* [EXERCISE OBJECTIVE]:
Find the lines holding the word "intermédiaire" and collect them.
[start of LISTED ENTRIES]
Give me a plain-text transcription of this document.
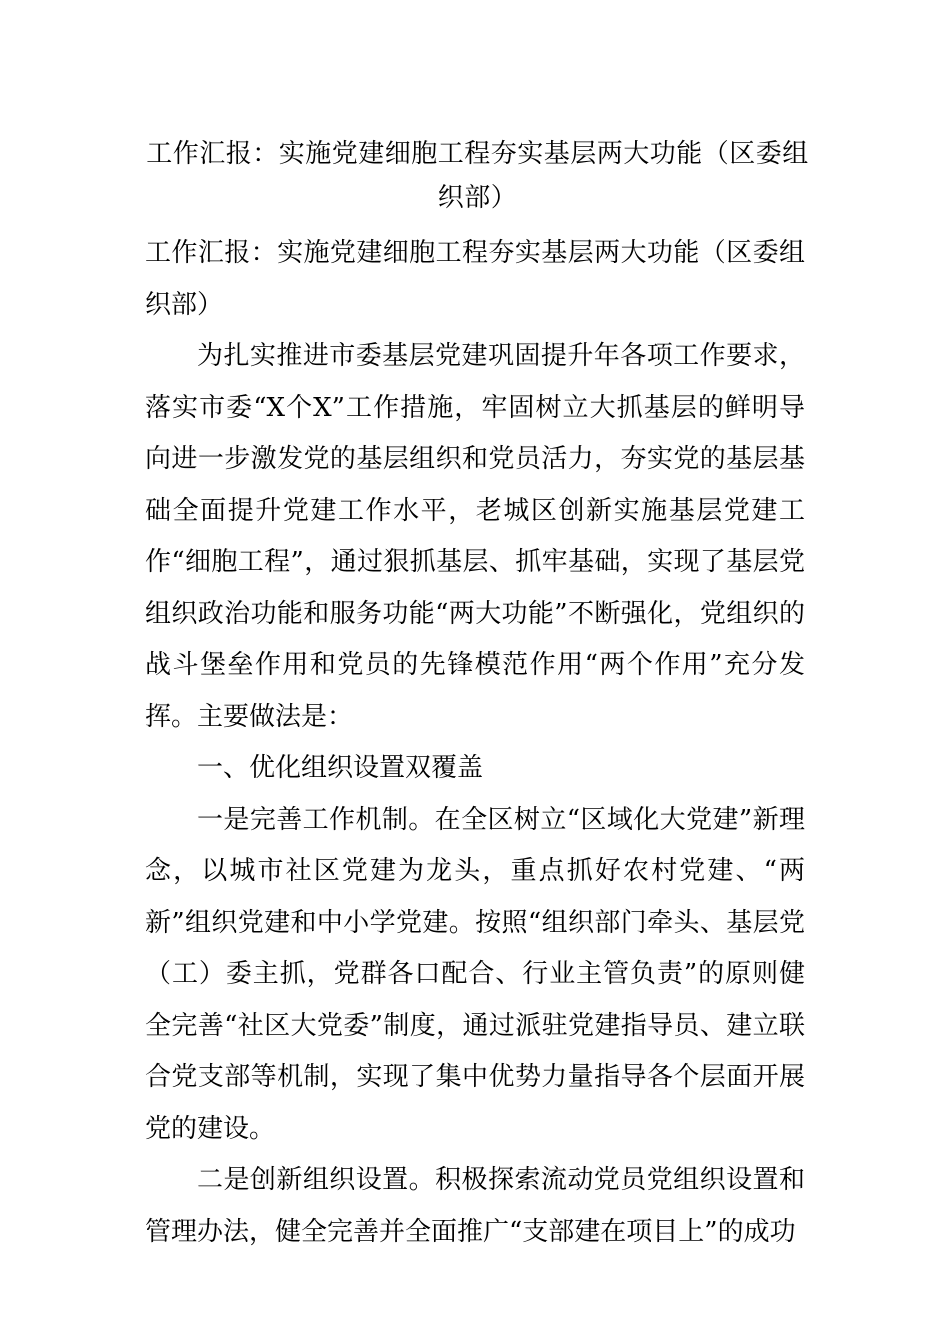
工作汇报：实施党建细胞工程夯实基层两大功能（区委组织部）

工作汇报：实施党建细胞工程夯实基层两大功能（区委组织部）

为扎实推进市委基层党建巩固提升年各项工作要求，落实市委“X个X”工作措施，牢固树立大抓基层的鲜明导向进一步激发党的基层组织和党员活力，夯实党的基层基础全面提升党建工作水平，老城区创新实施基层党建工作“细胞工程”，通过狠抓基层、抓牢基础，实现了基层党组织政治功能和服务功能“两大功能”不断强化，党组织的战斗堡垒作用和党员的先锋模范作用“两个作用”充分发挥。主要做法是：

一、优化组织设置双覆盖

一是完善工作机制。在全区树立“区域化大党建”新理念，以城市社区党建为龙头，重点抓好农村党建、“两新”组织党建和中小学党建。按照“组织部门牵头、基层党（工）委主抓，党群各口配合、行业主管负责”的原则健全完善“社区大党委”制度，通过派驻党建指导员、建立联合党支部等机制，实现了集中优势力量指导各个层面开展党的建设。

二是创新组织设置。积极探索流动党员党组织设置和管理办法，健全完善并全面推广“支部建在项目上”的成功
[end of LISTED ENTRIES]
[start of LISTED ENTRIES]
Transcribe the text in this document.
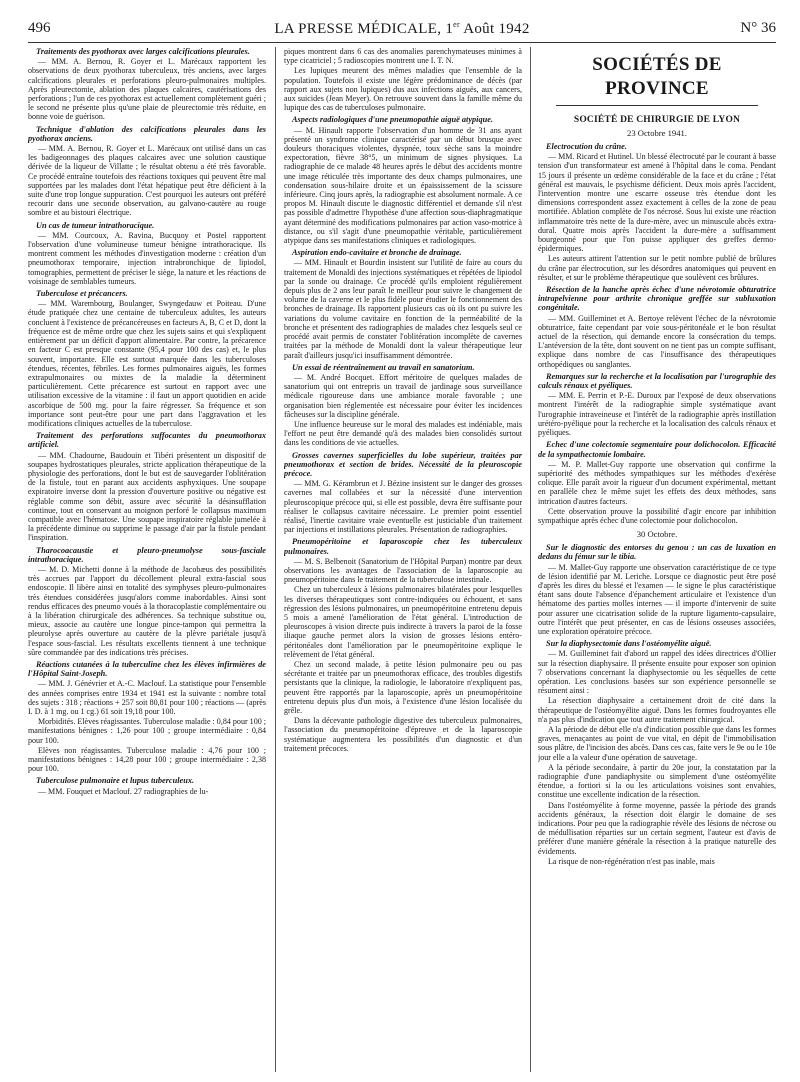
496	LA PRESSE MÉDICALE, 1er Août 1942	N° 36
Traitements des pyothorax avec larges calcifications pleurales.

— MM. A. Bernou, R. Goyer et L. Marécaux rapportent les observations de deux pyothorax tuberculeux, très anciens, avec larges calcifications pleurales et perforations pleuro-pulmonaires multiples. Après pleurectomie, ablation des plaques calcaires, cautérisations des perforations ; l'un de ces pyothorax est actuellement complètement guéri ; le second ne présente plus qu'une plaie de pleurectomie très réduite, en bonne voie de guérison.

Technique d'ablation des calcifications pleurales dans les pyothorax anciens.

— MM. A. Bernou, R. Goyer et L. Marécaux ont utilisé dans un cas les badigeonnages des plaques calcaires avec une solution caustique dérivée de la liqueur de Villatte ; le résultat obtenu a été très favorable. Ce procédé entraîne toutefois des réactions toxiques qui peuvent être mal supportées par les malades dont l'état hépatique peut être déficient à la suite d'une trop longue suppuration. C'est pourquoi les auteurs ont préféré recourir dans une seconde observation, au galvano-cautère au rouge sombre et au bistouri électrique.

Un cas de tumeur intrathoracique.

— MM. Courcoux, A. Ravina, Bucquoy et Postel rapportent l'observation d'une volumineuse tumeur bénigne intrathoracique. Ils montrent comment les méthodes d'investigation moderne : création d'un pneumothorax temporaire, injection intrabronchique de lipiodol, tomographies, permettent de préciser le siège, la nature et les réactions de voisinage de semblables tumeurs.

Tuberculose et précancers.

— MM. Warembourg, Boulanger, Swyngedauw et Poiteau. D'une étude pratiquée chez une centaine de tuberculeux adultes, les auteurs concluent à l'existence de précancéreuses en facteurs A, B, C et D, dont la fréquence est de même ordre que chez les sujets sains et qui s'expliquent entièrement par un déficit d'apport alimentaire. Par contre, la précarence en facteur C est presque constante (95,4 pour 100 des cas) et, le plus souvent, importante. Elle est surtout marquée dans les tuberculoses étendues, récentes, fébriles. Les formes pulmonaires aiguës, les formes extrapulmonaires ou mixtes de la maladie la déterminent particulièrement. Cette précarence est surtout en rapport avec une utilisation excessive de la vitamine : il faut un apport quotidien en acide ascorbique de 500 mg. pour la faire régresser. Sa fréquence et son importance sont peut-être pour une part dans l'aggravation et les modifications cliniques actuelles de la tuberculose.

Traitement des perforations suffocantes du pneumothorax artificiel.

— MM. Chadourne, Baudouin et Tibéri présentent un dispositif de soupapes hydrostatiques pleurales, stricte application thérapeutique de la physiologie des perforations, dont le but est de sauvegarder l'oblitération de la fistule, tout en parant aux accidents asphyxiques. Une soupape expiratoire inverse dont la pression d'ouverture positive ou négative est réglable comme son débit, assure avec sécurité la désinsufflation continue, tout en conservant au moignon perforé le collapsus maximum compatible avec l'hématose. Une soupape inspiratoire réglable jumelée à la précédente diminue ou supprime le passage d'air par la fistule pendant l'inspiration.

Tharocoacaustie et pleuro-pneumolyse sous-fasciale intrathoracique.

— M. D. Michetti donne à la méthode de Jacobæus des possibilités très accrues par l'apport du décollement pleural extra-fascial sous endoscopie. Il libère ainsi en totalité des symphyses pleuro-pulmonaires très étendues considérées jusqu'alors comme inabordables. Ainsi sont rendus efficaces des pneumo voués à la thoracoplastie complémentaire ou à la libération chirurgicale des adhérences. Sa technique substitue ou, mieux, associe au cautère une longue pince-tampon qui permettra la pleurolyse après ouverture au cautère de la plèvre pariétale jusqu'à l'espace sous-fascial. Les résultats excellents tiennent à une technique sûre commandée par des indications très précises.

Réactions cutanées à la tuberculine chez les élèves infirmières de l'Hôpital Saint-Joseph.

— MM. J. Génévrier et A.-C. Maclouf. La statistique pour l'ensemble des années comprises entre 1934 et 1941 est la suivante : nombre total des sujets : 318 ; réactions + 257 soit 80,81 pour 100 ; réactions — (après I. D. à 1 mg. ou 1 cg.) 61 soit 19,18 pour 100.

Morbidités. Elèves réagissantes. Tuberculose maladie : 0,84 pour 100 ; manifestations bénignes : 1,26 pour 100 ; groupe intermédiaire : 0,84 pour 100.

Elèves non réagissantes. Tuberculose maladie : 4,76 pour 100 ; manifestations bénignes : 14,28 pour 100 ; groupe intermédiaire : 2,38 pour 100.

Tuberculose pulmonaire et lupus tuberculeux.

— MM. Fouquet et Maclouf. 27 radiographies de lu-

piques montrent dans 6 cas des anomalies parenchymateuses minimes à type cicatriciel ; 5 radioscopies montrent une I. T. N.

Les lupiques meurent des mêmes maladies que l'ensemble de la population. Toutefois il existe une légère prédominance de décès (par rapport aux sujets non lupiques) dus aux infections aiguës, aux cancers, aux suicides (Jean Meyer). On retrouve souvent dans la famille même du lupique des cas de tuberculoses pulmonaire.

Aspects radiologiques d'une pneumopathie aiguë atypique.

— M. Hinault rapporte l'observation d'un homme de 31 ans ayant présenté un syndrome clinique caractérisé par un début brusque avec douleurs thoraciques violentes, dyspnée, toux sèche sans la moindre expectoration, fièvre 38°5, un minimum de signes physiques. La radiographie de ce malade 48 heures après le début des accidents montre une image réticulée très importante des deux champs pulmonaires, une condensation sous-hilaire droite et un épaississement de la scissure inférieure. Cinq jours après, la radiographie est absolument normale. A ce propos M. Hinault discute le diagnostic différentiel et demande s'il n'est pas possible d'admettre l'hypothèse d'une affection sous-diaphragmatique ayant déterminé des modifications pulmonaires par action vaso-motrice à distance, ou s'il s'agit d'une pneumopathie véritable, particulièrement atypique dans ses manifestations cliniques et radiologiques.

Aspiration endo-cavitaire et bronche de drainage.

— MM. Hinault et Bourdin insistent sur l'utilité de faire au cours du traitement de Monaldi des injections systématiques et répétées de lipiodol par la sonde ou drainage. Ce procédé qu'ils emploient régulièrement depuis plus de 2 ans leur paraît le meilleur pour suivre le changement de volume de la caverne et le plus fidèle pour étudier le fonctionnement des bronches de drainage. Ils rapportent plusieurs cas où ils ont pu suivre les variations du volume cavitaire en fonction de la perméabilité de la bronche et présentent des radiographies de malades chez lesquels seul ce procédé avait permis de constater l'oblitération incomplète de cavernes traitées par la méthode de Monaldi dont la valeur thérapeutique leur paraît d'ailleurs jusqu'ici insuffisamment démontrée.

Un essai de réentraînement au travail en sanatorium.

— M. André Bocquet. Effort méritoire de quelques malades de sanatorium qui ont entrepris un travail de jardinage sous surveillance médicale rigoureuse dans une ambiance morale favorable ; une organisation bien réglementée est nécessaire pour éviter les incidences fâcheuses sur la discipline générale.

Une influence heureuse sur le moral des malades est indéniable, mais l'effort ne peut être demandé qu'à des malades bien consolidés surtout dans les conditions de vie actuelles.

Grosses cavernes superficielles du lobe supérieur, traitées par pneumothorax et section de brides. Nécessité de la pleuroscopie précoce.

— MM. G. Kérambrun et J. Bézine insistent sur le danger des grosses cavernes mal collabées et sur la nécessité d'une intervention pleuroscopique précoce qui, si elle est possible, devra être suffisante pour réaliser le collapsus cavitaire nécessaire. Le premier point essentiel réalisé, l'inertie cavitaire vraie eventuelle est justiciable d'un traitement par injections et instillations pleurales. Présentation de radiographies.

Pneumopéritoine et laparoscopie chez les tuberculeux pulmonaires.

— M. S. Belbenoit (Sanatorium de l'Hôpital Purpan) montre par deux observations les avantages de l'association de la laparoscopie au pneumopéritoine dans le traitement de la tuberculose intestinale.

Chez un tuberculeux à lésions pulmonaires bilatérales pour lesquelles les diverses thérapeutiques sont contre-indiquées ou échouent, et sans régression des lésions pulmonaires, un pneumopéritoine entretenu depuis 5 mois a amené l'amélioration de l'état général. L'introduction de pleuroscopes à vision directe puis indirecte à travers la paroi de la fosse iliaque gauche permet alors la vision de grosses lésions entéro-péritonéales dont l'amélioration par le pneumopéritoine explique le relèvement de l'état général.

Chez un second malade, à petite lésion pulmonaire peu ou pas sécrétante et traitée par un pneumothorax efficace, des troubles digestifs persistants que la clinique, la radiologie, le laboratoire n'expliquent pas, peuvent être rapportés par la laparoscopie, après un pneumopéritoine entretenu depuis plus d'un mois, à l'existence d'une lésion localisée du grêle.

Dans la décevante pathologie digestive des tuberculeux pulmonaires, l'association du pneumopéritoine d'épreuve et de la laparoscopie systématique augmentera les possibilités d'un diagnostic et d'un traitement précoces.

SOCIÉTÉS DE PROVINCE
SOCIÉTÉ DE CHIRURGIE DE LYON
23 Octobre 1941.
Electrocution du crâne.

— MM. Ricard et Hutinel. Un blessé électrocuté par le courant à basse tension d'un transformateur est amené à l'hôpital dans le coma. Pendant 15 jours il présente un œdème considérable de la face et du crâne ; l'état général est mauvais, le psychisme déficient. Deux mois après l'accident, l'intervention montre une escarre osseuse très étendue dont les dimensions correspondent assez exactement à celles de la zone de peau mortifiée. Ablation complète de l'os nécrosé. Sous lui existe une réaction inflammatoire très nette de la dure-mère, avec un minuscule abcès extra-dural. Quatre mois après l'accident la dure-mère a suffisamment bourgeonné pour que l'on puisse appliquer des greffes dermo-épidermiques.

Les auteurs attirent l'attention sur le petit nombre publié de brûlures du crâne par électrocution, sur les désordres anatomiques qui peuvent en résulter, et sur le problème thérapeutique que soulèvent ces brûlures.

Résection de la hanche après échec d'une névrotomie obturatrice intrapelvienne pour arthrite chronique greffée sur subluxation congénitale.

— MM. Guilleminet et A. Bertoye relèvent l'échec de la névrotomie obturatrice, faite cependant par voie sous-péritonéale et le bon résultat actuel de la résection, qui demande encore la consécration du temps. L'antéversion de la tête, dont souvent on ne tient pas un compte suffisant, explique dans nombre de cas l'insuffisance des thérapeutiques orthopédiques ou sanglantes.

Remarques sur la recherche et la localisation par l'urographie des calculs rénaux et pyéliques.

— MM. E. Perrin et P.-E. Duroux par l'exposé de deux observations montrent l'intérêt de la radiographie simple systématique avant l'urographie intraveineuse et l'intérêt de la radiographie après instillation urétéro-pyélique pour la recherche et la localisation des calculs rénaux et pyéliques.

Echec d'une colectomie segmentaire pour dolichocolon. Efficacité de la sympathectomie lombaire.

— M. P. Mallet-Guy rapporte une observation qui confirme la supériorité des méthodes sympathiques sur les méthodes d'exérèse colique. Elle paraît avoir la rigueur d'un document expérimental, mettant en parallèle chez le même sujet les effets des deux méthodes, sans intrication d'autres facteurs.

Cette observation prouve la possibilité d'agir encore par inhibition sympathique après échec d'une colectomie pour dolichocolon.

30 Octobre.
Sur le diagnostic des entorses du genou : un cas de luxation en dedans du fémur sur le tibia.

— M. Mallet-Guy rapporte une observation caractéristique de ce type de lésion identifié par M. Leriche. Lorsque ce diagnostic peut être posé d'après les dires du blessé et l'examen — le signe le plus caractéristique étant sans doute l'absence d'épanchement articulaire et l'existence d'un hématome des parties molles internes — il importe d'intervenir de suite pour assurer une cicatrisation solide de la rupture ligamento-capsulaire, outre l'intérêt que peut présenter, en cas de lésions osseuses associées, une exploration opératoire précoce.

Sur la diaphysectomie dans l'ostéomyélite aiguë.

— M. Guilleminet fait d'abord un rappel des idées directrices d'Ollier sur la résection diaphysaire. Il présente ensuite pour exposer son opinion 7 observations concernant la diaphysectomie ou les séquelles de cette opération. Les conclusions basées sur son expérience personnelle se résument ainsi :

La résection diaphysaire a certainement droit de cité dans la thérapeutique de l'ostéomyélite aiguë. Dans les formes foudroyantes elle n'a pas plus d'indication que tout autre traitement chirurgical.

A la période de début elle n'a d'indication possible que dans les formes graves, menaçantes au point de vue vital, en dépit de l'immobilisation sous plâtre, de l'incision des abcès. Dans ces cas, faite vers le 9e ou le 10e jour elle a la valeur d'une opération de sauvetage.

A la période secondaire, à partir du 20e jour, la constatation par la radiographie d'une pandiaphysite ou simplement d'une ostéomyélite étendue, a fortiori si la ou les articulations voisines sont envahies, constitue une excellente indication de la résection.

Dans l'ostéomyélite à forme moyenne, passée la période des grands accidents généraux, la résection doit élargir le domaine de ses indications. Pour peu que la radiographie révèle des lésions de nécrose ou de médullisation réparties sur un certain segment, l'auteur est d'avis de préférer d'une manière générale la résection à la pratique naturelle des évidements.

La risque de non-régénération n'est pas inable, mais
[end of LISTED ENTRIES]
* [THE RESULT]:
Morbidités. Elèves réagissantes. Tuberculose maladie : 0,84 pour 100 ; manifestations bénignes : 1,26 pour 100 ; groupe intermédiaire : 0,84 pour 100.
Elèves non réagissantes. Tuberculose maladie : 4,76 pour 100 ; manifestations bénignes : 14,28 pour 100 ; groupe intermédiaire : 2,38 pour 100.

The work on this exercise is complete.